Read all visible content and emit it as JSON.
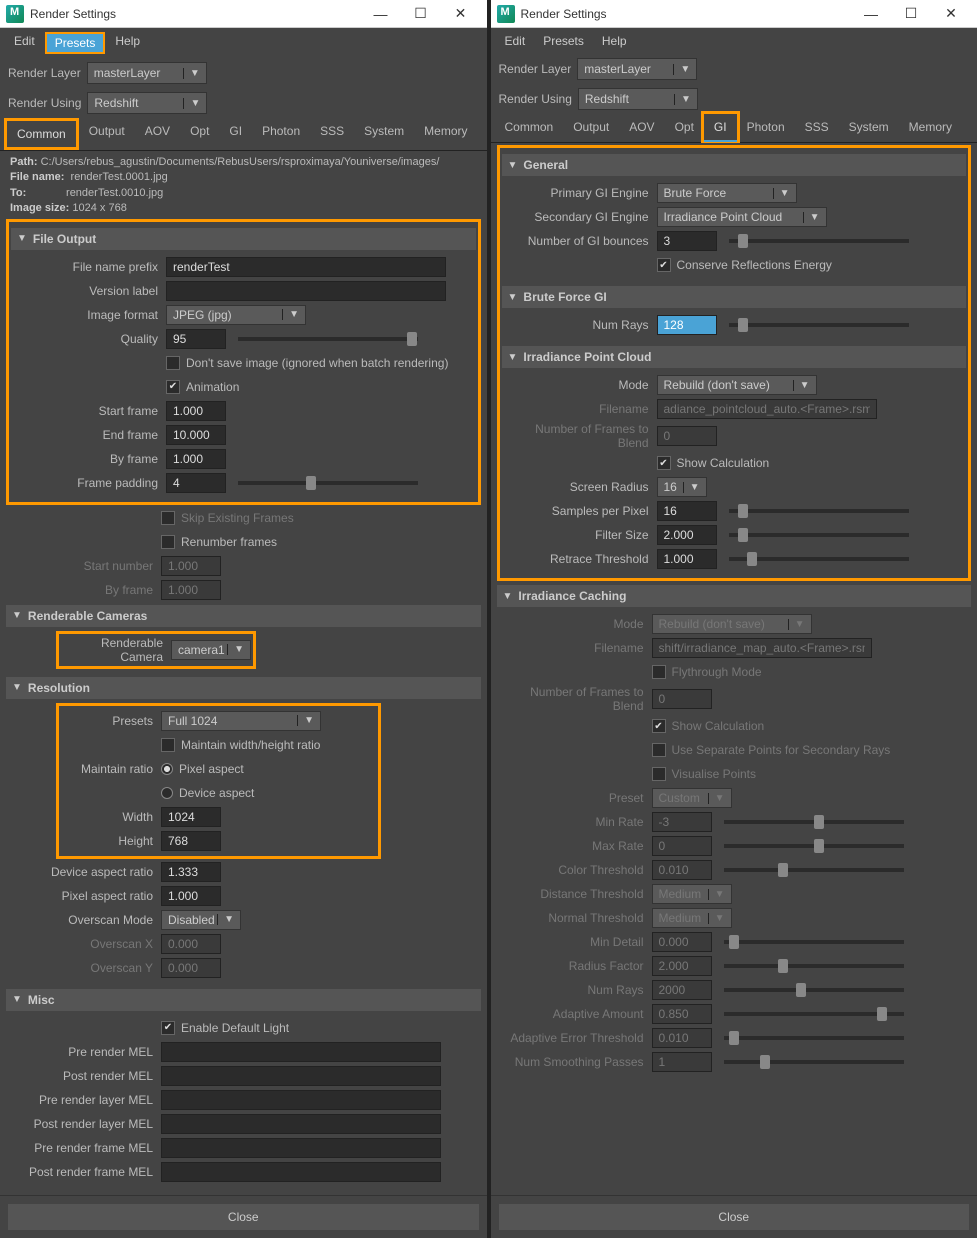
{
  "shared": {
    "window_title": "Render Settings",
    "menu": {
      "edit": "Edit",
      "presets": "Presets",
      "help": "Help"
    },
    "render_layer_lbl": "Render Layer",
    "render_layer_val": "masterLayer",
    "render_using_lbl": "Render Using",
    "render_using_val": "Redshift",
    "tabs": [
      "Common",
      "Output",
      "AOV",
      "Opt",
      "GI",
      "Photon",
      "SSS",
      "System",
      "Memory"
    ],
    "close_btn": "Close"
  },
  "left": {
    "info": {
      "path_lbl": "Path:",
      "path": "C:/Users/rebus_agustin/Documents/RebusUsers/rsproximaya/Youniverse/images/",
      "filename_lbl": "File name:",
      "filename": "renderTest.0001.jpg",
      "to_lbl": "To:",
      "to": "renderTest.0010.jpg",
      "imgsize_lbl": "Image size:",
      "imgsize": "1024 x 768"
    },
    "fileoutput": {
      "title": "File Output",
      "prefix_lbl": "File name prefix",
      "prefix": "renderTest",
      "version_lbl": "Version label",
      "version": "",
      "fmt_lbl": "Image format",
      "fmt": "JPEG (jpg)",
      "quality_lbl": "Quality",
      "quality": "95",
      "dontsave_lbl": "Don't save image (ignored when batch rendering)",
      "anim_lbl": "Animation",
      "start_lbl": "Start frame",
      "start": "1.000",
      "end_lbl": "End frame",
      "end": "10.000",
      "by_lbl": "By frame",
      "by": "1.000",
      "pad_lbl": "Frame padding",
      "pad": "4",
      "skip_lbl": "Skip Existing Frames",
      "renum_lbl": "Renumber frames",
      "startnum_lbl": "Start number",
      "startnum": "1.000",
      "byframe2_lbl": "By frame",
      "byframe2": "1.000"
    },
    "cameras": {
      "title": "Renderable Cameras",
      "cam_lbl": "Renderable Camera",
      "cam": "camera1"
    },
    "resolution": {
      "title": "Resolution",
      "presets_lbl": "Presets",
      "presets": "Full 1024",
      "maintain_lbl": "Maintain width/height ratio",
      "ratio_lbl": "Maintain ratio",
      "pixel_aspect": "Pixel aspect",
      "device_aspect": "Device aspect",
      "w_lbl": "Width",
      "w": "1024",
      "h_lbl": "Height",
      "h": "768",
      "dar_lbl": "Device aspect ratio",
      "dar": "1.333",
      "par_lbl": "Pixel aspect ratio",
      "par": "1.000",
      "om_lbl": "Overscan Mode",
      "om": "Disabled",
      "ox_lbl": "Overscan X",
      "ox": "0.000",
      "oy_lbl": "Overscan Y",
      "oy": "0.000"
    },
    "misc": {
      "title": "Misc",
      "edl_lbl": "Enable Default Light",
      "pre_mel": "Pre render MEL",
      "post_mel": "Post render MEL",
      "pre_layer": "Pre render layer MEL",
      "post_layer": "Post render layer MEL",
      "pre_frame": "Pre render frame MEL",
      "post_frame": "Post render frame MEL"
    }
  },
  "right": {
    "general": {
      "title": "General",
      "pgi_lbl": "Primary GI Engine",
      "pgi": "Brute Force",
      "sgi_lbl": "Secondary GI Engine",
      "sgi": "Irradiance Point Cloud",
      "nb_lbl": "Number of GI bounces",
      "nb": "3",
      "cre_lbl": "Conserve Reflections Energy"
    },
    "bf": {
      "title": "Brute Force GI",
      "nr_lbl": "Num Rays",
      "nr": "128"
    },
    "ipc": {
      "title": "Irradiance Point Cloud",
      "mode_lbl": "Mode",
      "mode": "Rebuild (don't save)",
      "fn_lbl": "Filename",
      "fn": "adiance_pointcloud_auto.<Frame>.rsmap",
      "nfb_lbl": "Number of Frames to Blend",
      "nfb": "0",
      "sc_lbl": "Show Calculation",
      "sr_lbl": "Screen Radius",
      "sr": "16",
      "spp_lbl": "Samples per Pixel",
      "spp": "16",
      "fs_lbl": "Filter Size",
      "fs": "2.000",
      "rt_lbl": "Retrace Threshold",
      "rt": "1.000"
    },
    "ic": {
      "title": "Irradiance Caching",
      "mode_lbl": "Mode",
      "mode": "Rebuild (don't save)",
      "fn_lbl": "Filename",
      "fn": "shift/irradiance_map_auto.<Frame>.rsmap",
      "ft_lbl": "Flythrough Mode",
      "nfb_lbl": "Number of Frames to Blend",
      "nfb": "0",
      "sc_lbl": "Show Calculation",
      "usp_lbl": "Use Separate Points for Secondary Rays",
      "vp_lbl": "Visualise Points",
      "preset_lbl": "Preset",
      "preset": "Custom",
      "minr_lbl": "Min Rate",
      "minr": "-3",
      "maxr_lbl": "Max Rate",
      "maxr": "0",
      "ct_lbl": "Color Threshold",
      "ct": "0.010",
      "dt_lbl": "Distance Threshold",
      "dt": "Medium",
      "nt_lbl": "Normal Threshold",
      "nt": "Medium",
      "md_lbl": "Min Detail",
      "md": "0.000",
      "rf_lbl": "Radius Factor",
      "rf": "2.000",
      "nr_lbl": "Num Rays",
      "nr": "2000",
      "aa_lbl": "Adaptive Amount",
      "aa": "0.850",
      "aet_lbl": "Adaptive Error Threshold",
      "aet": "0.010",
      "nsp_lbl": "Num Smoothing Passes",
      "nsp": "1"
    }
  }
}
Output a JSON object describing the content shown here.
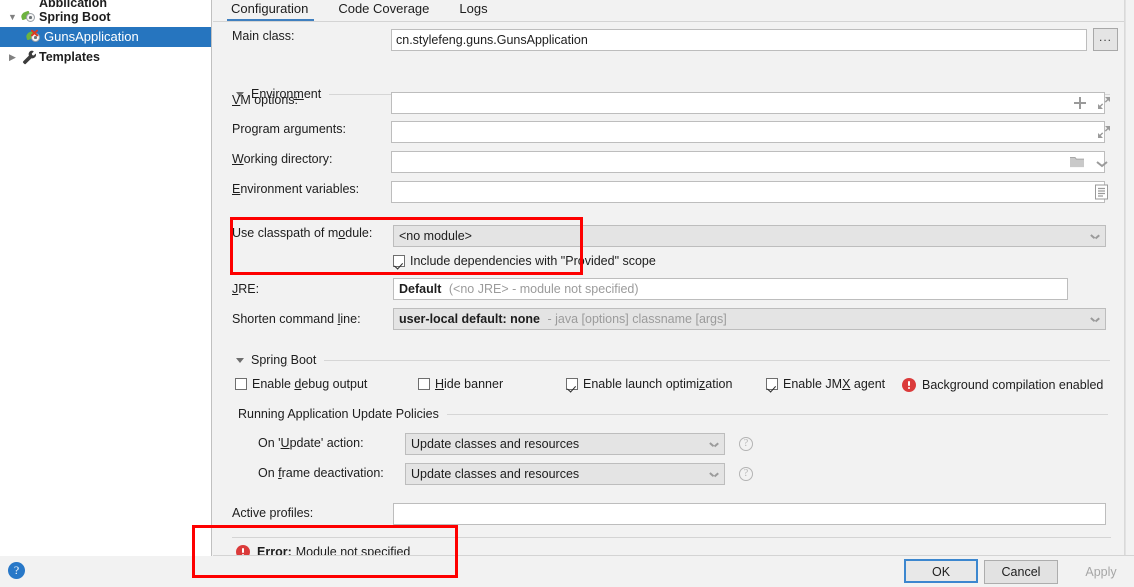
{
  "tree": {
    "items": [
      {
        "label": "Application",
        "icon": "app-icon",
        "level": 1,
        "twisty": "none",
        "clipped": true,
        "selected": false
      },
      {
        "label": "Spring Boot",
        "icon": "spring-boot-icon",
        "level": 1,
        "twisty": "expanded",
        "clipped": false,
        "selected": false
      },
      {
        "label": "GunsApplication",
        "icon": "spring-boot-error-icon",
        "level": 2,
        "twisty": "none",
        "clipped": false,
        "selected": true
      },
      {
        "label": "Templates",
        "icon": "wrench-icon",
        "level": 1,
        "twisty": "collapsed",
        "clipped": false,
        "selected": false
      }
    ]
  },
  "tabs": [
    {
      "label": "Configuration",
      "active": true
    },
    {
      "label": "Code Coverage",
      "active": false
    },
    {
      "label": "Logs",
      "active": false
    }
  ],
  "form": {
    "main_class": {
      "label": "Main class:",
      "value": "cn.stylefeng.guns.GunsApplication",
      "browse_label": "..."
    },
    "environment_section": "Environment",
    "vm_options": {
      "label_pre": "V",
      "label_mnemonic": "",
      "label": "VM options:",
      "value": "",
      "mnemonic": "V"
    },
    "program_arguments": {
      "label": "Program arguments:",
      "value": "",
      "mnemonic": "g"
    },
    "working_directory": {
      "label": "Working directory:",
      "value": "",
      "mnemonic": "W"
    },
    "environment_variables": {
      "label": "Environment variables:",
      "value": "",
      "mnemonic": "E"
    },
    "use_classpath_of_module": {
      "label": "Use classpath of module:",
      "value": "<no module>",
      "mnemonic": "o"
    },
    "include_provided": {
      "label": "Include dependencies with \"Provided\" scope",
      "checked": true
    },
    "jre": {
      "label": "JRE:",
      "value_bold": "Default",
      "value_gray": "(<no JRE> - module not specified)",
      "mnemonic": "J"
    },
    "shorten_command_line": {
      "label": "Shorten command line:",
      "value_bold": "user-local default: none",
      "value_gray": "- java [options] classname [args]",
      "mnemonic": "l"
    },
    "spring_boot_section": "Spring Boot",
    "checkboxes": [
      {
        "label": "Enable debug output",
        "checked": false,
        "mnemonic": "d"
      },
      {
        "label": "Hide banner",
        "checked": false,
        "mnemonic": "H"
      },
      {
        "label": "Enable launch optimization",
        "checked": true,
        "mnemonic": "z"
      },
      {
        "label": "Enable JMX agent",
        "checked": true,
        "mnemonic": "X"
      }
    ],
    "background_compilation": "Background compilation enabled",
    "update_policies_section": "Running Application Update Policies",
    "on_update_action": {
      "label": "On 'Update' action:",
      "value": "Update classes and resources",
      "mnemonic": "U",
      "help": "?"
    },
    "on_frame_deactivation": {
      "label": "On frame deactivation:",
      "value": "Update classes and resources",
      "mnemonic": "f",
      "help": "?"
    },
    "active_profiles": {
      "label": "Active profiles:",
      "value": ""
    }
  },
  "error": {
    "prefix": "Error:",
    "message": "Module not specified"
  },
  "bottom": {
    "help": "?",
    "ok": "OK",
    "cancel": "Cancel",
    "apply": "Apply"
  },
  "colors": {
    "selection_blue": "#2675bf",
    "annotation_red": "#fe0000",
    "error_red": "#db3b3b",
    "tab_accent": "#3f7fbf",
    "help_blue": "#2878c8"
  }
}
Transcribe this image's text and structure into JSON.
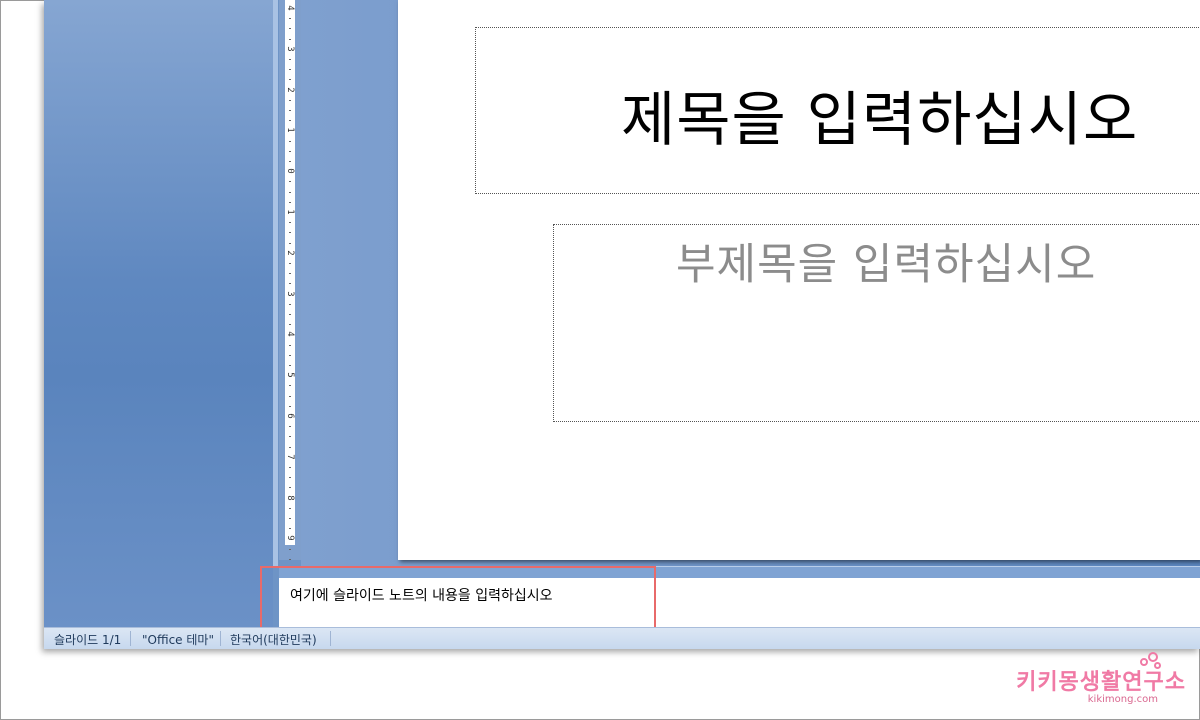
{
  "slide": {
    "title_placeholder": "제목을 입력하십시오",
    "subtitle_placeholder": "부제목을 입력하십시오"
  },
  "notes": {
    "placeholder": "여기에 슬라이드 노트의 내용을 입력하십시오"
  },
  "ruler": {
    "labels": [
      "4",
      "3",
      "2",
      "1",
      "0",
      "1",
      "2",
      "3",
      "4",
      "5",
      "6",
      "7",
      "8",
      "9"
    ]
  },
  "status_bar": {
    "slide_counter": "슬라이드 1/1",
    "theme": "\"Office 테마\"",
    "language": "한국어(대한민국)"
  },
  "watermark": {
    "brand": "키키몽생활연구소",
    "site": "kikimong.com"
  },
  "colors": {
    "highlight_border": "#e86a6a",
    "workspace_blue": "#6e94c6",
    "watermark_pink": "#f07aa5"
  }
}
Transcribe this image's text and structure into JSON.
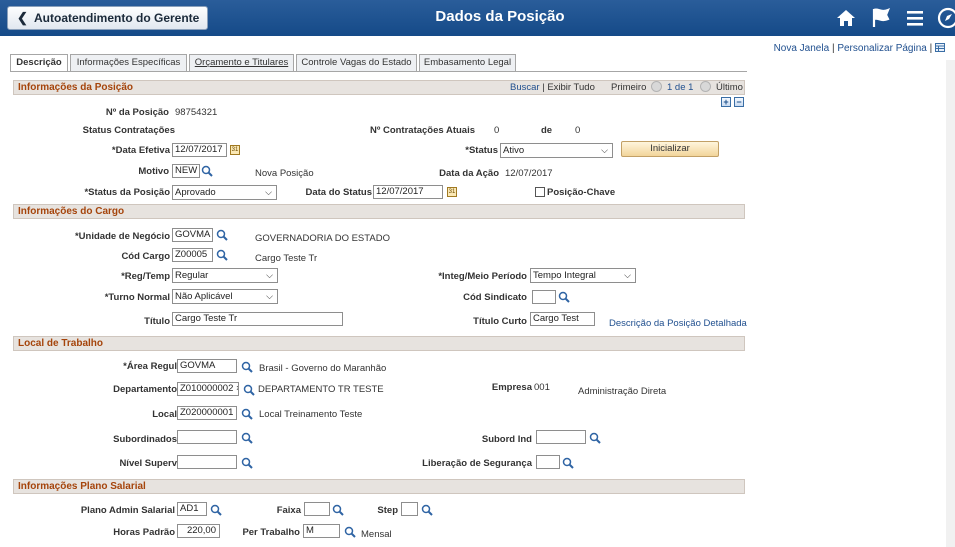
{
  "header": {
    "back_label": "Autoatendimento do Gerente",
    "title": "Dados da Posição"
  },
  "toplinks": {
    "new_window": "Nova Janela",
    "personalize": "Personalizar Página",
    "sep": "|"
  },
  "tabs": [
    "Descrição",
    "Informações Específicas",
    "Orçamento e Titulares",
    "Controle Vagas do Estado",
    "Embasamento Legal"
  ],
  "posinfo": {
    "title": "Informações da Posição",
    "find": "Buscar",
    "sep": "|",
    "view_all": "Exibir Tudo",
    "first": "Primeiro",
    "count": "1 de 1",
    "last": "Último",
    "plus": "+",
    "minus": "−",
    "num_lbl": "Nº da Posição",
    "num_val": "98754321",
    "status_contr_lbl": "Status Contratações",
    "num_contr_lbl": "Nº Contratações Atuais",
    "num_contr_val": "0",
    "de_lbl": "de",
    "de_val": "0",
    "eff_lbl": "*Data Efetiva",
    "eff_val": "12/07/2017",
    "status_lbl": "*Status",
    "status_val": "Ativo",
    "init_btn": "Inicializar",
    "motivo_lbl": "Motivo",
    "motivo_val": "NEW",
    "motivo_desc": "Nova Posição",
    "action_date_lbl": "Data da Ação",
    "action_date_val": "12/07/2017",
    "pos_status_lbl": "*Status da Posição",
    "pos_status_val": "Aprovado",
    "status_date_lbl": "Data do Status",
    "status_date_val": "12/07/2017",
    "key_pos_lbl": "Posição-Chave"
  },
  "job": {
    "title": "Informações do Cargo",
    "bu_lbl": "*Unidade de Negócio",
    "bu_val": "GOVMA",
    "bu_desc": "GOVERNADORIA DO ESTADO",
    "job_code_lbl": "Cód Cargo",
    "job_code_val": "Z00005",
    "job_code_desc": "Cargo Teste Tr",
    "regtemp_lbl": "*Reg/Temp",
    "regtemp_val": "Regular",
    "fullpart_lbl": "*Integ/Meio Período",
    "fullpart_val": "Tempo Integral",
    "shift_lbl": "*Turno Normal",
    "shift_val": "Não Aplicável",
    "union_lbl": "Cód Sindicato",
    "union_val": "",
    "title_lbl": "Título",
    "title_val": "Cargo Teste Tr",
    "short_title_lbl": "Título Curto",
    "short_title_val": "Cargo Test",
    "detail_link": "Descrição da Posição Detalhada"
  },
  "work": {
    "title": "Local de Trabalho",
    "reg_area_lbl": "*Área Regul",
    "reg_area_val": "GOVMA",
    "reg_area_desc": "Brasil - Governo do Maranhão",
    "dept_lbl": "Departamento",
    "dept_val": "Z010000002",
    "dept_clear": "×",
    "dept_desc": "DEPARTAMENTO TR TESTE",
    "company_lbl": "Empresa",
    "company_val": "001",
    "company_desc": "Administração Direta",
    "location_lbl": "Local",
    "location_val": "Z020000001",
    "location_desc": "Local Treinamento Teste",
    "reports_to_lbl": "Subordinados",
    "reports_to_val": "",
    "dotted_lbl": "Subord Ind",
    "dotted_val": "",
    "super_lvl_lbl": "Nível Superv",
    "super_lvl_val": "",
    "security_lbl": "Liberação de Segurança",
    "security_val": ""
  },
  "salary": {
    "title": "Informações Plano Salarial",
    "plan_lbl": "Plano Admin Salarial",
    "plan_val": "AD1",
    "grade_lbl": "Faixa",
    "grade_val": "",
    "step_lbl": "Step",
    "step_val": "",
    "hours_lbl": "Horas Padrão",
    "hours_val": "220,00",
    "period_lbl": "Per Trabalho",
    "period_val": "M",
    "period_desc": "Mensal"
  }
}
§ §
GOAL OF THE EXERCISE: Identify the lines that contain the string "Renderable", and copy every one of them.

THE RESULT:
      "title": "Renderable Cameras",
      "cam_lbl": "Renderable Camera",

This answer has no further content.